> [RECORD EXCERPTS]:
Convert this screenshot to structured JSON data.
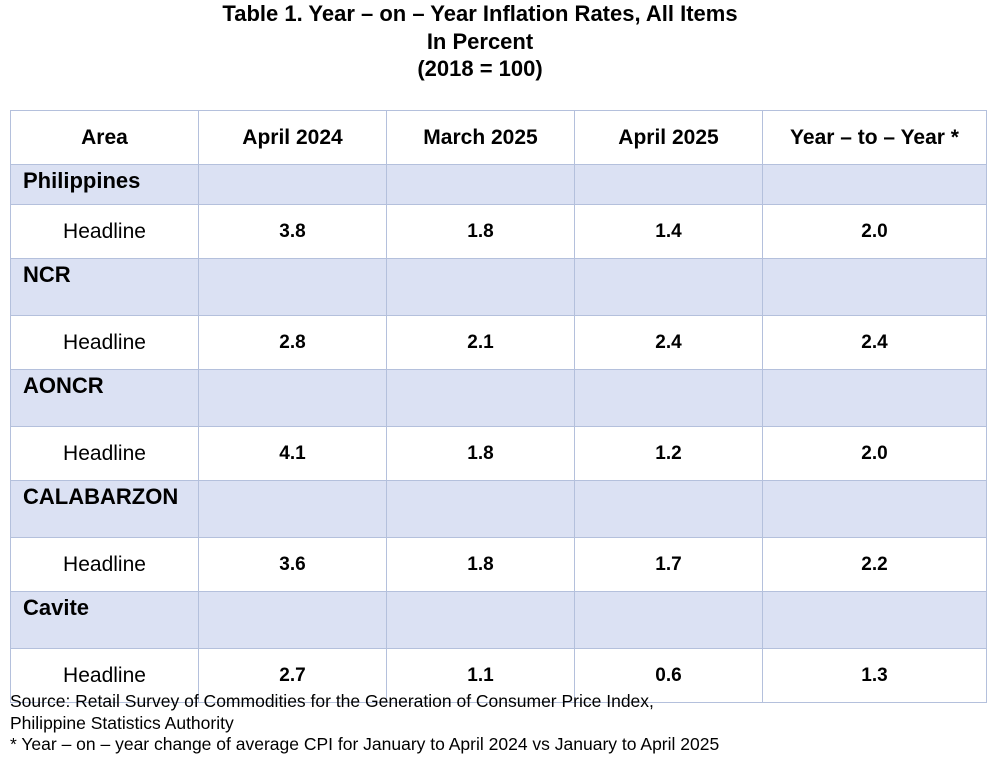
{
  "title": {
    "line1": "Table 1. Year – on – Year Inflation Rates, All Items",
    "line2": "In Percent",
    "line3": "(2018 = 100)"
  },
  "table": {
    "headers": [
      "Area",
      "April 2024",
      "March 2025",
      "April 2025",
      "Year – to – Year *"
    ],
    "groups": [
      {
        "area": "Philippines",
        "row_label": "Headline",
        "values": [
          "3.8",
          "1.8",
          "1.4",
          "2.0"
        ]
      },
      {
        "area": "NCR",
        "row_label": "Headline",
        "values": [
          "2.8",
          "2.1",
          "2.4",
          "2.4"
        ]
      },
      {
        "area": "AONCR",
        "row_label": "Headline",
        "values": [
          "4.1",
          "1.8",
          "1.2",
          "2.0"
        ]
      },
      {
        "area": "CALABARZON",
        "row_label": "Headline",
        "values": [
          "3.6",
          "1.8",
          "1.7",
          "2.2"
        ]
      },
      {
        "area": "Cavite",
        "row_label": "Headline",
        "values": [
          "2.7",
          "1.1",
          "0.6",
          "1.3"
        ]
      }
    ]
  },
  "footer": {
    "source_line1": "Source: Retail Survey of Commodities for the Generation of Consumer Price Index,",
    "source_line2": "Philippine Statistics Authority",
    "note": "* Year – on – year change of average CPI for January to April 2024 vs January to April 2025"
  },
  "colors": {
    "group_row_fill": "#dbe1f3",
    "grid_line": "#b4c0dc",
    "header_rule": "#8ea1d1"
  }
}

> [AIM OF THE TASK]:
Without the pictures, extract every entry verbatim.

> [OUTPUT OF THE TASK]:
Convert this screenshot to structured JSON data.
{
  "title": {
    "line1": "Table 1. Year – on – Year Inflation Rates, All Items",
    "line2": "In Percent",
    "line3": "(2018 = 100)"
  },
  "table": {
    "headers": [
      "Area",
      "April 2024",
      "March 2025",
      "April 2025",
      "Year – to – Year *"
    ],
    "groups": [
      {
        "area": "Philippines",
        "row_label": "Headline",
        "values": [
          "3.8",
          "1.8",
          "1.4",
          "2.0"
        ]
      },
      {
        "area": "NCR",
        "row_label": "Headline",
        "values": [
          "2.8",
          "2.1",
          "2.4",
          "2.4"
        ]
      },
      {
        "area": "AONCR",
        "row_label": "Headline",
        "values": [
          "4.1",
          "1.8",
          "1.2",
          "2.0"
        ]
      },
      {
        "area": "CALABARZON",
        "row_label": "Headline",
        "values": [
          "3.6",
          "1.8",
          "1.7",
          "2.2"
        ]
      },
      {
        "area": "Cavite",
        "row_label": "Headline",
        "values": [
          "2.7",
          "1.1",
          "0.6",
          "1.3"
        ]
      }
    ]
  },
  "footer": {
    "source_line1": "Source: Retail Survey of Commodities for the Generation of Consumer Price Index,",
    "source_line2": "Philippine Statistics Authority",
    "note": "* Year – on – year change of average CPI for January to April 2024 vs January to April 2025"
  },
  "colors": {
    "group_row_fill": "#dbe1f3",
    "grid_line": "#b4c0dc",
    "header_rule": "#8ea1d1"
  }
}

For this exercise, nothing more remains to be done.